Saved entries —
* START *

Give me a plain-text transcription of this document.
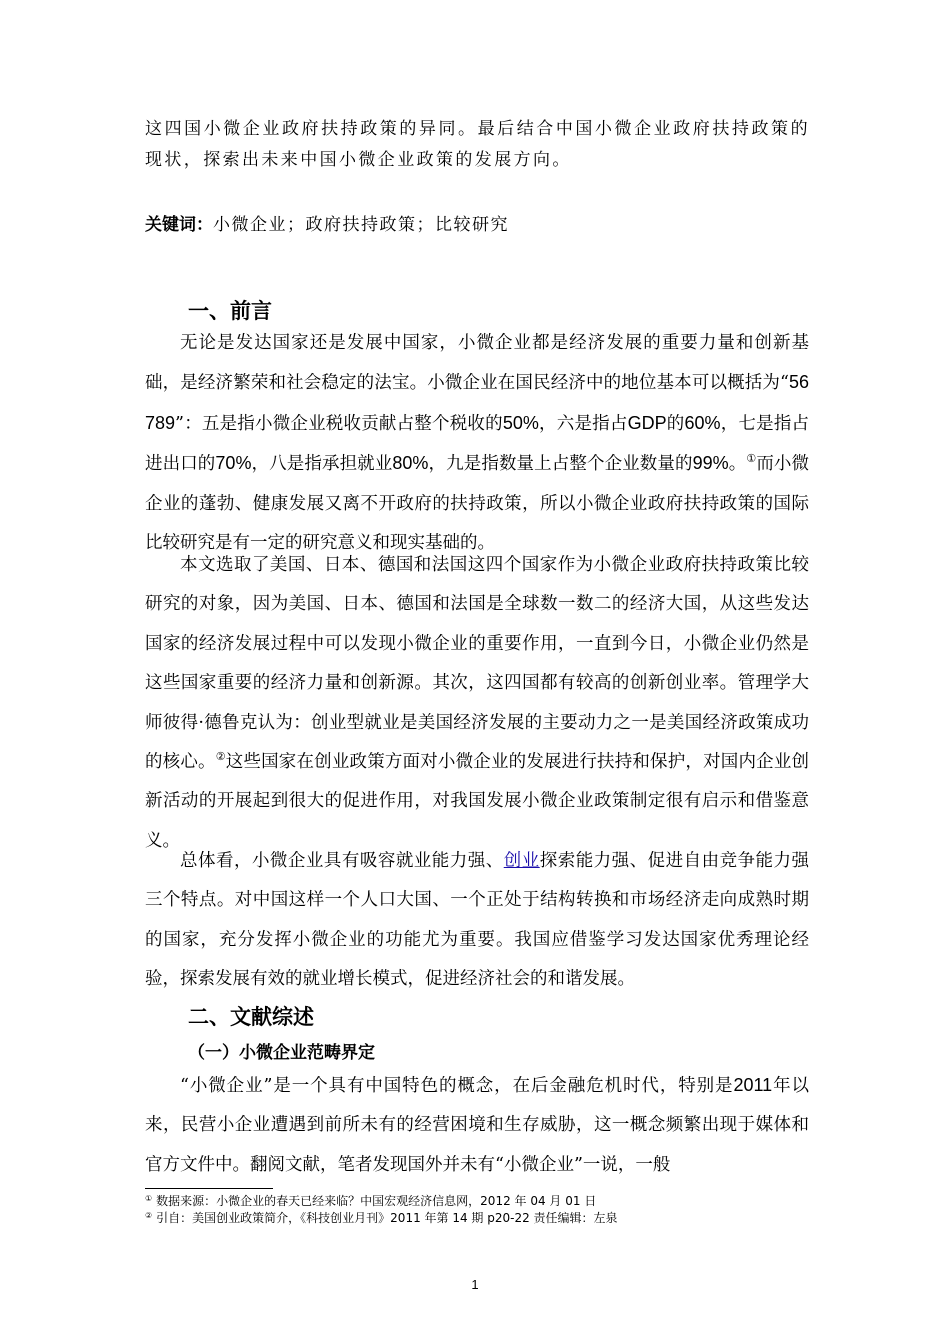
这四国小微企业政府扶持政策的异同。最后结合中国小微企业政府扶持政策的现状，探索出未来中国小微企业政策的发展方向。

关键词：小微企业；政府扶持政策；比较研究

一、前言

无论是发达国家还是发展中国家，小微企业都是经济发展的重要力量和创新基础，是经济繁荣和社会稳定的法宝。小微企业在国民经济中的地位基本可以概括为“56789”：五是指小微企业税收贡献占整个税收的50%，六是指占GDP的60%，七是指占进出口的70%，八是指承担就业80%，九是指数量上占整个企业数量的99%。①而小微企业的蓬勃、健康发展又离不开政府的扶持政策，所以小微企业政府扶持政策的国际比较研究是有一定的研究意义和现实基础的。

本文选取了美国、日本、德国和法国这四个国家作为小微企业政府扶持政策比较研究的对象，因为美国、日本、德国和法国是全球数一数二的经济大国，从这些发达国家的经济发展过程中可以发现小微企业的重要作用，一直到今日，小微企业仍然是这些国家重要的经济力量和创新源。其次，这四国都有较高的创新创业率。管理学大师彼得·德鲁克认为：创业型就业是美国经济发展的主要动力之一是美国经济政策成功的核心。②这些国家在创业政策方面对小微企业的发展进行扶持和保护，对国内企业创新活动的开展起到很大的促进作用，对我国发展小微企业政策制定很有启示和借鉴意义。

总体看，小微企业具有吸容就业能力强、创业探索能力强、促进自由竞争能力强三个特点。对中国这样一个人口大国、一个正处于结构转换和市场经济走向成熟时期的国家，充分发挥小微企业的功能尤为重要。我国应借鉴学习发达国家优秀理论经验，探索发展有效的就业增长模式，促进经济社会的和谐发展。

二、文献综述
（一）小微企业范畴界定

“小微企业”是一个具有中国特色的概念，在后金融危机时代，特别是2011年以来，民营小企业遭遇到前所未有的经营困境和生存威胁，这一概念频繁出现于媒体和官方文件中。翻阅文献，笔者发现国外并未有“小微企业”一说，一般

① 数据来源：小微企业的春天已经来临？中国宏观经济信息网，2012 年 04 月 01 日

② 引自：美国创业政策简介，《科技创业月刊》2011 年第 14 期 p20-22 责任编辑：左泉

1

* END *
* START *

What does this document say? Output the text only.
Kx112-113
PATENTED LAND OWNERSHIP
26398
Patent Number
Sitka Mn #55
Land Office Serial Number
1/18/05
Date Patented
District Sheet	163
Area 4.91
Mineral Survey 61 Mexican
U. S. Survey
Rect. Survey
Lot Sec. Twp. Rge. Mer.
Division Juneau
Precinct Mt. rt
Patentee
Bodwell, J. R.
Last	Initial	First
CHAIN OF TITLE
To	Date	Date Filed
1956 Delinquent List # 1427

* END *

WHAT IS EXPECTED — Which lines hold the word "document"? Show each one.

RIGHT ANSWER —
Give me a plain-text transcription of this document.
What does this document say? Output the text only.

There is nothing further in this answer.